───── EXCERPT ─────

Apple Computer was sued for patent infringement of Creative Technology's patents. Apple, of course, produces the ever popular iPod-worn around almost every teenager's neck! Creative Technology sells both the Zen and Nomad to compete with iPod. Creative's patent relates to a system developed to organize and access song which Creative alleges the iPod infringes. Creative seeks an injunction and damages from Apple.

U.S. Patent No. 6,928,433, referred to as the Zen Patent by Creative, describes its innovation as follows:

A method of selecting at least one track from a plurality of tracks stored in a computer-readable medium of a portable media player configured to present sequentially a first, second, and third display screen on the display of the media player, the plurality of tracks accessed according to a hierarchy, the hierarchy having a plurality of categories, subcategories, and items respectively in a first, second, and third level of the hierarchy

Analysts are predicting a long, hard fought battle between the two companies. Stay tuned for more information or feel free to post your own updates or opinions regarding the suit-use the button at the end of this post.

Tuesday, May 16, 2006

"Buy It Now": U.S. Supreme Court Rules in Favor of eBay

In its ruling on Monday May15, 2006, the U.S. Supreme Court set aside a lower court decision to issue an injunction against eBay using its "buy it now" feature. In the unanimous decision, the Supreme Court ruled against the Federal Court of Appeals practice of issuing almost automatic injunctions in patent infringement cases. Proponents of eBay's position had argued that these injunctions make it easy for opponents to shut down entire product lines when only one part of the product infringes a patent. Opponents of eBay's position had argued that injunctions are one of the most effective tools in policing deep-pocketed corporations while protecting small inventor's interests. These small inventors and companies are now commonly called "patent trolls" because of their reputation for broadly asserting specious patents (for technology which they have neither researched nor manufactured) across an industry for the purpose of generating nuisance value settlements.

───── DATA FOR THE TASK ─────

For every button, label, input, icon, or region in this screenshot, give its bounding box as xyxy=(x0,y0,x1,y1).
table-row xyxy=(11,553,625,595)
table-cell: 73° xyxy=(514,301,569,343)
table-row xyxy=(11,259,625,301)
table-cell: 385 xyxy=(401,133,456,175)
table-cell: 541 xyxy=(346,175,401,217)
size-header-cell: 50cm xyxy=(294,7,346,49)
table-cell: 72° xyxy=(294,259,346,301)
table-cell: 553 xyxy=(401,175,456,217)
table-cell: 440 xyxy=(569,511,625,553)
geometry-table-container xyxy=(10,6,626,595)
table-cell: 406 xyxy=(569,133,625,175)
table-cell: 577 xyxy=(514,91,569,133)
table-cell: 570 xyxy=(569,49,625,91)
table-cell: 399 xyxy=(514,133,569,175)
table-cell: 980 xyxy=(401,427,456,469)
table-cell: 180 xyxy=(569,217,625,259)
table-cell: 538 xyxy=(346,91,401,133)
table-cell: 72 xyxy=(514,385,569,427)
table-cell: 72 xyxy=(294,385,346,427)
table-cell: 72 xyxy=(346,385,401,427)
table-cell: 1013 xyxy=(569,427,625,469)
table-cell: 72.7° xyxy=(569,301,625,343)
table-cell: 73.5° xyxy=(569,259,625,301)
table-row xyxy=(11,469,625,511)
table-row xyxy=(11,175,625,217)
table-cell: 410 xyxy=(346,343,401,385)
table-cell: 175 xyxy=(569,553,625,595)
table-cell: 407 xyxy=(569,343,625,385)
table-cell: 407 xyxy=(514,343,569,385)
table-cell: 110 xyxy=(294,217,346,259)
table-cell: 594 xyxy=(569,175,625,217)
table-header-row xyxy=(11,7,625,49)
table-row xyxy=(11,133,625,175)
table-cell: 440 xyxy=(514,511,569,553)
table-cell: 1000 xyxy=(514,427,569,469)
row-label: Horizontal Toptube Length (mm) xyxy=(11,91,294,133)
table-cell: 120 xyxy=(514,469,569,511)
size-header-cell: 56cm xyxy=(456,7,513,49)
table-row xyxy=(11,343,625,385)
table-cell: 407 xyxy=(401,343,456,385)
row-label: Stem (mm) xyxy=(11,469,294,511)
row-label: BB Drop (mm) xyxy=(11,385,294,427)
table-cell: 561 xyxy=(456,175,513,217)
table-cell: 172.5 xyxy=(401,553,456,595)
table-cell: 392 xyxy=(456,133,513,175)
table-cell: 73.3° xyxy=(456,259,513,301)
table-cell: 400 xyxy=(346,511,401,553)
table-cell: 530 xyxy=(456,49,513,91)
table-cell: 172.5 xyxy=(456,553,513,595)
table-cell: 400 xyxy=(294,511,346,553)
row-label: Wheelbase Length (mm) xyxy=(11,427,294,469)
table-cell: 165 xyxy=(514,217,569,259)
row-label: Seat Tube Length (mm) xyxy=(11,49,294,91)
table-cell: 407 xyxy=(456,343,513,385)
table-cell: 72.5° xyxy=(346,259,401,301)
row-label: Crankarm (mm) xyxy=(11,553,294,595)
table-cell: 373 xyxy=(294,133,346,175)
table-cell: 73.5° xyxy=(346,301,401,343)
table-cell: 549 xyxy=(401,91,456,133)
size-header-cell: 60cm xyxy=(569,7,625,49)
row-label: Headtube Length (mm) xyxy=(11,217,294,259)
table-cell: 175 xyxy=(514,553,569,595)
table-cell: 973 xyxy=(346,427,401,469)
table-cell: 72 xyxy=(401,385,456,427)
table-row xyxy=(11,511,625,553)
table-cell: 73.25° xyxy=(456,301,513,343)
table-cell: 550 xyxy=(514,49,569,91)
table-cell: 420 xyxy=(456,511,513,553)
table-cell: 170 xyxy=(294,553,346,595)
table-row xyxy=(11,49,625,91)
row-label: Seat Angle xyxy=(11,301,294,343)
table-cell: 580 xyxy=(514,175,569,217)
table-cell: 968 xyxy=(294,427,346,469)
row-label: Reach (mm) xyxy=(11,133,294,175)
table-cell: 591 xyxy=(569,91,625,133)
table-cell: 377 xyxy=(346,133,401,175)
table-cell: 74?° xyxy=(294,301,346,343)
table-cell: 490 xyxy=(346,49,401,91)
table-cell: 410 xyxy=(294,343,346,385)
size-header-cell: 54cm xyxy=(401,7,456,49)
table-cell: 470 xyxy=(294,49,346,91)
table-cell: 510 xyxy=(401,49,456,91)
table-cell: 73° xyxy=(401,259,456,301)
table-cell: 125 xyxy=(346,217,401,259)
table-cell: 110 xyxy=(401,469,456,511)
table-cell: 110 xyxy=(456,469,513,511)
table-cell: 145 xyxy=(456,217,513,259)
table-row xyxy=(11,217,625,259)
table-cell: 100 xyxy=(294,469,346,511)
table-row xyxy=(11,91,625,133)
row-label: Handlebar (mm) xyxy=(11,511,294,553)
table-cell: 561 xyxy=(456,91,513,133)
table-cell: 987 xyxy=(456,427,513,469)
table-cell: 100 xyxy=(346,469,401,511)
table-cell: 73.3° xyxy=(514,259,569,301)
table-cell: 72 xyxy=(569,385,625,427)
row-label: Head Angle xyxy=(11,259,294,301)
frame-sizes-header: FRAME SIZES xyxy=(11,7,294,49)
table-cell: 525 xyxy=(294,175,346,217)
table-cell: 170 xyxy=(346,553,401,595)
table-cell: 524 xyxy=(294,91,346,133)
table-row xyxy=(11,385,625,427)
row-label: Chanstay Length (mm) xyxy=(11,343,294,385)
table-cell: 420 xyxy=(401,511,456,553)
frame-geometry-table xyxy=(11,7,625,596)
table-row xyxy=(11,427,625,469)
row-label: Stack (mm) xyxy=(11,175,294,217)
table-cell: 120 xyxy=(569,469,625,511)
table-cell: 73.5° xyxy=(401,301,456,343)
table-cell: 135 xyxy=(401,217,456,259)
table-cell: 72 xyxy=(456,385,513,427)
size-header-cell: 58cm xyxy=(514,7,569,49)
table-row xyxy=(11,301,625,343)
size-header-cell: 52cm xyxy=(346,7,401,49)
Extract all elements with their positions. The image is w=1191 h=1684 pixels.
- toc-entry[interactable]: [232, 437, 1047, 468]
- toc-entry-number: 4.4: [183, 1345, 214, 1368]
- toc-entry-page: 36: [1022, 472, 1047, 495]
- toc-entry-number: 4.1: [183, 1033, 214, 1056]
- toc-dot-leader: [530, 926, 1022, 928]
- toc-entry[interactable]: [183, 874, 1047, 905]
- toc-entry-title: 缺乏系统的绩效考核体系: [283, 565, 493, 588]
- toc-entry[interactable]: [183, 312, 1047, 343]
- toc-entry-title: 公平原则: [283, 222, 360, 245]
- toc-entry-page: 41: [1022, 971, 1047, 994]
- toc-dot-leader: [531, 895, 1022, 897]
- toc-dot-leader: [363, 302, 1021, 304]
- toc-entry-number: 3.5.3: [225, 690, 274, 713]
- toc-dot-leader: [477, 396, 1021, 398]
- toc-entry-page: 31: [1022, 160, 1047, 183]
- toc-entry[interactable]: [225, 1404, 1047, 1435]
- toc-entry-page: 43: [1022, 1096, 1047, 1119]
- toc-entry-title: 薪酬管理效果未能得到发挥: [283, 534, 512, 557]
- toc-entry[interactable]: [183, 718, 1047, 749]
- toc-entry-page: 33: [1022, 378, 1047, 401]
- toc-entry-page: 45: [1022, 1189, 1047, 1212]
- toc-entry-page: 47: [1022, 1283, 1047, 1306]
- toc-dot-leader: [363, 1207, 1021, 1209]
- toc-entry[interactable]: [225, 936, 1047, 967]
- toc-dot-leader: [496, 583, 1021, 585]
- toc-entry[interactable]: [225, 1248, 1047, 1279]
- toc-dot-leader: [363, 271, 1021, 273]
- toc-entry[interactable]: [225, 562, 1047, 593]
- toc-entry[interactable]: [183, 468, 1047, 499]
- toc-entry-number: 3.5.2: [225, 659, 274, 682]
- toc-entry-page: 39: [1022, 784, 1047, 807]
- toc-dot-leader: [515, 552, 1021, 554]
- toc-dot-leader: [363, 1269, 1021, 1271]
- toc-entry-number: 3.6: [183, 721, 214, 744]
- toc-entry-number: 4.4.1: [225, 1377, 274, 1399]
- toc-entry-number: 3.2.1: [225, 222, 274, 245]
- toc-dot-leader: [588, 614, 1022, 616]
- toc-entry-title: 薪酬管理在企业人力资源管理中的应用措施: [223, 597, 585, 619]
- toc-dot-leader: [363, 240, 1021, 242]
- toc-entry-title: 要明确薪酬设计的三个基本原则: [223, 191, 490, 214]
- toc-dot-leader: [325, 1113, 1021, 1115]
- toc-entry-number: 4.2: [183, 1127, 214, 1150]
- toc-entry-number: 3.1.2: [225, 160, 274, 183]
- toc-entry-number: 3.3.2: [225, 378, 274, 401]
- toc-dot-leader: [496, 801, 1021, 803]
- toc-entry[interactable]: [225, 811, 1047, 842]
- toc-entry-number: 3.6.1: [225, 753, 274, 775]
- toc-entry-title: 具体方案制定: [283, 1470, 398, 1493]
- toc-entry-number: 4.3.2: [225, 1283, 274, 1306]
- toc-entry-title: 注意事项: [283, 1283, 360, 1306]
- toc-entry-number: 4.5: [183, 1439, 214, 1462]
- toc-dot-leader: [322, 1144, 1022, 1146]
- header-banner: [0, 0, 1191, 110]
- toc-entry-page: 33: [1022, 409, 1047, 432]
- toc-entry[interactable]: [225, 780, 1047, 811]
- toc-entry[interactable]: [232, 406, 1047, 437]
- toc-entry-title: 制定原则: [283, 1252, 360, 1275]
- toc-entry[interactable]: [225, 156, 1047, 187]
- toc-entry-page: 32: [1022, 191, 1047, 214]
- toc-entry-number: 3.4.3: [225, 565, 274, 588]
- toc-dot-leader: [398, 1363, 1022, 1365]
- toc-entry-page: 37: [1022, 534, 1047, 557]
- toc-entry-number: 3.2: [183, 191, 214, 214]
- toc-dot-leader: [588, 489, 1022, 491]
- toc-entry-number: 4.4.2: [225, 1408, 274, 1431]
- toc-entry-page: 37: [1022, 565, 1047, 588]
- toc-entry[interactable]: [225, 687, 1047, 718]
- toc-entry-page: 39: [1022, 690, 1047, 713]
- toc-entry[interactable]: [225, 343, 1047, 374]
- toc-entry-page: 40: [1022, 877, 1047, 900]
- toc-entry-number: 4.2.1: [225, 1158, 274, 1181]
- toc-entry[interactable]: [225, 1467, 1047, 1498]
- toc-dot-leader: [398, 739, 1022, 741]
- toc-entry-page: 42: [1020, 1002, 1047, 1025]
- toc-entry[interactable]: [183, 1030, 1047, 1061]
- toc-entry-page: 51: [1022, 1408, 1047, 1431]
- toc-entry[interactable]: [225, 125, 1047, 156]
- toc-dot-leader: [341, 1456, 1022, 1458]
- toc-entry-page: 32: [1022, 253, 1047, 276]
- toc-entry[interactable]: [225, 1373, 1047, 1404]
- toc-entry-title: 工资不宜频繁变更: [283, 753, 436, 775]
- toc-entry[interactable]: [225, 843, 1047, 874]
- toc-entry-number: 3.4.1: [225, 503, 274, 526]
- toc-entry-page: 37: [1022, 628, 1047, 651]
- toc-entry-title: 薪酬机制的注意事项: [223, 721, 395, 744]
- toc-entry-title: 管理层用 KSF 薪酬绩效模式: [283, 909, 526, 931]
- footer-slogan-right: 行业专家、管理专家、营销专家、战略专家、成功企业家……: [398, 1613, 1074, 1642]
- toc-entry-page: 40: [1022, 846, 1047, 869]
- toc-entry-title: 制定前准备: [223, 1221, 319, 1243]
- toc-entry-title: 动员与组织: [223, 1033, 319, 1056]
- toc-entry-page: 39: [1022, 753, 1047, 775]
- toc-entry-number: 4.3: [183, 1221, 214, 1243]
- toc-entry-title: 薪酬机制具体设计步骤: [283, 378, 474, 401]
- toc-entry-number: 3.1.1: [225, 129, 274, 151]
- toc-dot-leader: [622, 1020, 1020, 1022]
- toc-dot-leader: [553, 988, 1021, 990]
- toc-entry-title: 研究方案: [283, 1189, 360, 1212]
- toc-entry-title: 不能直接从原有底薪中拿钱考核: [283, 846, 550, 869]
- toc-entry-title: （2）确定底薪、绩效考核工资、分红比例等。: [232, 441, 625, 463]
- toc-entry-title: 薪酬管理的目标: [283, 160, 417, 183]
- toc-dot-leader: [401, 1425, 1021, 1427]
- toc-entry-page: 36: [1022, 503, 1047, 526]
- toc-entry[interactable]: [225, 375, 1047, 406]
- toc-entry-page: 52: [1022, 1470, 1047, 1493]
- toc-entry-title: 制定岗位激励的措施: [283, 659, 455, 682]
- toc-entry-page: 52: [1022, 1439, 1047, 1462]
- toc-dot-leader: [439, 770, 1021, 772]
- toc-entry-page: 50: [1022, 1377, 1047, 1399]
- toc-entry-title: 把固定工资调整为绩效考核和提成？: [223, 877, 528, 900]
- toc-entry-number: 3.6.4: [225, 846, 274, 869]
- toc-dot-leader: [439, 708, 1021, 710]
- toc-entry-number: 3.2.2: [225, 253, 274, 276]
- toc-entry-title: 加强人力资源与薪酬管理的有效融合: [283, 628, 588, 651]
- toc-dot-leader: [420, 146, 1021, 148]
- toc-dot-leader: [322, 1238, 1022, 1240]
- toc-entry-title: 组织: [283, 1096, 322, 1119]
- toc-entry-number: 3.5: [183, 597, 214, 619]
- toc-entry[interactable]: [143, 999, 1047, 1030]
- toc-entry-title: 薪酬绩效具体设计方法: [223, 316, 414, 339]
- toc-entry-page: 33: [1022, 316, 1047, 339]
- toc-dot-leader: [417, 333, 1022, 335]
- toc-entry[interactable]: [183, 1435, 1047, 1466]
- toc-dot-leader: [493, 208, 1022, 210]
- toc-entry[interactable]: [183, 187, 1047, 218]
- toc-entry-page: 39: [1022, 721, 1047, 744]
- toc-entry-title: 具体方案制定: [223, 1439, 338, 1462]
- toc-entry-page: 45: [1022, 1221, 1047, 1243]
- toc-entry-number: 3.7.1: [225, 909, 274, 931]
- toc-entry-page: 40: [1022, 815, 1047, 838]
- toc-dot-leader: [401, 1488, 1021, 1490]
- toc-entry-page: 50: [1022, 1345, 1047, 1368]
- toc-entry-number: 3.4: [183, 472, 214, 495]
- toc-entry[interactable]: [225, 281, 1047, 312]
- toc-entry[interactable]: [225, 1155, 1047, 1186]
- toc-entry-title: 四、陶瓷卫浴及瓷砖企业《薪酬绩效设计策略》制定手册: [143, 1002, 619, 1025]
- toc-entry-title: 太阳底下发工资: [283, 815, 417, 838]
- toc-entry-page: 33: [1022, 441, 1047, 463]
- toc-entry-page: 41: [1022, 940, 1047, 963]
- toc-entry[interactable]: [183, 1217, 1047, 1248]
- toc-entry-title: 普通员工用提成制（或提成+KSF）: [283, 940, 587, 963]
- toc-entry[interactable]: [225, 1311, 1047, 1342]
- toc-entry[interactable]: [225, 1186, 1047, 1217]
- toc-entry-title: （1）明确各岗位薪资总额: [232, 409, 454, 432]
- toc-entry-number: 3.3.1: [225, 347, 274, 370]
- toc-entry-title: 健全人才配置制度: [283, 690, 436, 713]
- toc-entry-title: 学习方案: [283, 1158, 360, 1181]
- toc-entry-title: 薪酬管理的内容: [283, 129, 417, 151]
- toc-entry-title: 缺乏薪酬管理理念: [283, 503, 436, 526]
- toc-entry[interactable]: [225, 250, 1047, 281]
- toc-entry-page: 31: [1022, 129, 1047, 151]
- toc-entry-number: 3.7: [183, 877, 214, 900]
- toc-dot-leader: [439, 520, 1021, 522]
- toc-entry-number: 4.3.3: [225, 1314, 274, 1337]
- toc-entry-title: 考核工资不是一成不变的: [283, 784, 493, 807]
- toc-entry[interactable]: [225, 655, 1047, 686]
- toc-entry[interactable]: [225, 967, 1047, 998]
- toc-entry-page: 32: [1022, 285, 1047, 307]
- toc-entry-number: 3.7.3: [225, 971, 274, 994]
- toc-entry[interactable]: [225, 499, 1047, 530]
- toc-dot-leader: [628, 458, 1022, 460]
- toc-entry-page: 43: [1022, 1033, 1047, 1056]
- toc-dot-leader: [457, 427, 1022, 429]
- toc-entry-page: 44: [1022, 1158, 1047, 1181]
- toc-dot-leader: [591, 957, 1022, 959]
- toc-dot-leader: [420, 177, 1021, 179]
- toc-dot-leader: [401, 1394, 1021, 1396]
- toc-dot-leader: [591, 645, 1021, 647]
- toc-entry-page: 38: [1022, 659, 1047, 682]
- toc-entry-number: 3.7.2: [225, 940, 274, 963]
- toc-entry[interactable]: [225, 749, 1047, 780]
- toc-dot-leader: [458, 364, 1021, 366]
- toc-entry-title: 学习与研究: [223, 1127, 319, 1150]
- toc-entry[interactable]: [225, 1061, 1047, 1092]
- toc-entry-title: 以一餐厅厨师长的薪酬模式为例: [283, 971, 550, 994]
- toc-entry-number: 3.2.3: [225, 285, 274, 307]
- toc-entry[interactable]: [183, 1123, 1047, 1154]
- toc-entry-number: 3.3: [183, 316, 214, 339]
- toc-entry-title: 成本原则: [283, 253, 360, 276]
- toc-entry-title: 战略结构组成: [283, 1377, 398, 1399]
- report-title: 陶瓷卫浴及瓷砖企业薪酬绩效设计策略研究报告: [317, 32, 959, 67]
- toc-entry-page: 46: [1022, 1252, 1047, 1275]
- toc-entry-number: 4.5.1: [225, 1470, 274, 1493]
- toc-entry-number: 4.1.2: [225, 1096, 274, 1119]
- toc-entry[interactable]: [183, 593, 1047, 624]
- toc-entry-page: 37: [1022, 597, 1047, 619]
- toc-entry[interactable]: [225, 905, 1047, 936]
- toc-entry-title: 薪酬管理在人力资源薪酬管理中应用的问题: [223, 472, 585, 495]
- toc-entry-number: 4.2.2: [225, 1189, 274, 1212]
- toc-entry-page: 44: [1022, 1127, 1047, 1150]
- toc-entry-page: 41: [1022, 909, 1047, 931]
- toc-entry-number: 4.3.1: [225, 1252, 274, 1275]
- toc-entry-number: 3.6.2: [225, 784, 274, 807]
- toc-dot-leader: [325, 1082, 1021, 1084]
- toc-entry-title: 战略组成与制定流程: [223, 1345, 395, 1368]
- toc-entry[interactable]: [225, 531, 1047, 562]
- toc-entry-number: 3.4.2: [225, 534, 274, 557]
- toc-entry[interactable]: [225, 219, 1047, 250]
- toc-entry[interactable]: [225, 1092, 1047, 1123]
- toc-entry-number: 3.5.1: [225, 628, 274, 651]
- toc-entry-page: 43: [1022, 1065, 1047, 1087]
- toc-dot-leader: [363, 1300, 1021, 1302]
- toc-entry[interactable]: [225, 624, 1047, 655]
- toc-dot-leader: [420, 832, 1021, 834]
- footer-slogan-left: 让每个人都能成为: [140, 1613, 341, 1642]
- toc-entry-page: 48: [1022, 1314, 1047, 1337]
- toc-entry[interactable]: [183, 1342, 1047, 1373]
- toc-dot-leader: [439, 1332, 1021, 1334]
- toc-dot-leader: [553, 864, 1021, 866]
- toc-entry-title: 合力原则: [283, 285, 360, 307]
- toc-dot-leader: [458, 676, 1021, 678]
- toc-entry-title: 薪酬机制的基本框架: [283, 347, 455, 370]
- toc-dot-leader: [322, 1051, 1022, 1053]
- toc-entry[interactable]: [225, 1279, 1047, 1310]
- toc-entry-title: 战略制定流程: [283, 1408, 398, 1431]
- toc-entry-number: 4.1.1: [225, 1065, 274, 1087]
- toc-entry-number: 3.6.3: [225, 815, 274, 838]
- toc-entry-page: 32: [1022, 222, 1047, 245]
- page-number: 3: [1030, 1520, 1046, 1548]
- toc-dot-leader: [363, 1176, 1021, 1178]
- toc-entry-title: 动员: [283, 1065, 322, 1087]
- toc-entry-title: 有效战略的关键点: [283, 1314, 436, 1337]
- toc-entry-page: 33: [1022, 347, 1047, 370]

─────

GIVEN TASK A —
Quote the entire patent litigation excerpt word for word.
GIVEN TASK B —
Lay out the lines of the records, from the first line of the records through the line containing "table-cell: 980 xyxy=(401,427,456,469)", both included, as a JSON list of strings with one string per line and blank lines omitted. Give only those lines.

EXPECTED ANSWER A —
Apple Computer was sued for patent infringement of Creative Technology's patents. Apple, of course, produces the ever popular iPod-worn around almost every teenager's neck! Creative Technology sells both the Zen and Nomad to compete with iPod. Creative's patent relates to a system developed to organize and access song which Creative alleges the iPod infringes. Creative seeks an injunction and damages from Apple.

U.S. Patent No. 6,928,433, referred to as the Zen Patent by Creative, describes its innovation as follows:

A method of selecting at least one track from a plurality of tracks stored in a computer-readable medium of a portable media player configured to present sequentially a first, second, and third display screen on the display of the media player, the plurality of tracks accessed according to a hierarchy, the hierarchy having a plurality of categories, subcategories, and items respectively in a first, second, and third level of the hierarchy

Analysts are predicting a long, hard fought battle between the two companies. Stay tuned for more information or feel free to post your own updates or opinions regarding the suit-use the button at the end of this post.

Tuesday, May 16, 2006

"Buy It Now": U.S. Supreme Court Rules in Favor of eBay

In its ruling on Monday May15, 2006, the U.S. Supreme Court set aside a lower court decision to issue an injunction against eBay using its "buy it now" feature. In the unanimous decision, the Supreme Court ruled against the Federal Court of Appeals practice of issuing almost automatic injunctions in patent infringement cases. Proponents of eBay's position had argued that these injunctions make it easy for opponents to shut down entire product lines when only one part of the product infringes a patent. Opponents of eBay's position had argued that injunctions are one of the most effective tools in policing deep-pocketed corporations while protecting small inventor's interests. These small inventors and companies are now commonly called "patent trolls" because of their reputation for broadly asserting specious patents (for technology which they have neither researched nor manufactured) across an industry for the purpose of generating nuisance value settlements.

EXPECTED ANSWER B —
[
  "For every button, label, input, icon, or region in this screenshot, give its bounding box as xyxy=(x0,y0,x1,y1).",
  "table-row xyxy=(11,553,625,595)",
  "table-cell: 73° xyxy=(514,301,569,343)",
  "table-row xyxy=(11,259,625,301)",
  "table-cell: 385 xyxy=(401,133,456,175)",
  "table-cell: 541 xyxy=(346,175,401,217)",
  "size-header-cell: 50cm xyxy=(294,7,346,49)",
  "table-cell: 72° xyxy=(294,259,346,301)",
  "table-cell: 553 xyxy=(401,175,456,217)",
  "table-cell: 440 xyxy=(569,511,625,553)",
  "geometry-table-container xyxy=(10,6,626,595)",
  "table-cell: 406 xyxy=(569,133,625,175)",
  "table-cell: 577 xyxy=(514,91,569,133)",
  "table-cell: 570 xyxy=(569,49,625,91)",
  "table-cell: 399 xyxy=(514,133,569,175)",
  "table-cell: 980 xyxy=(401,427,456,469)"
]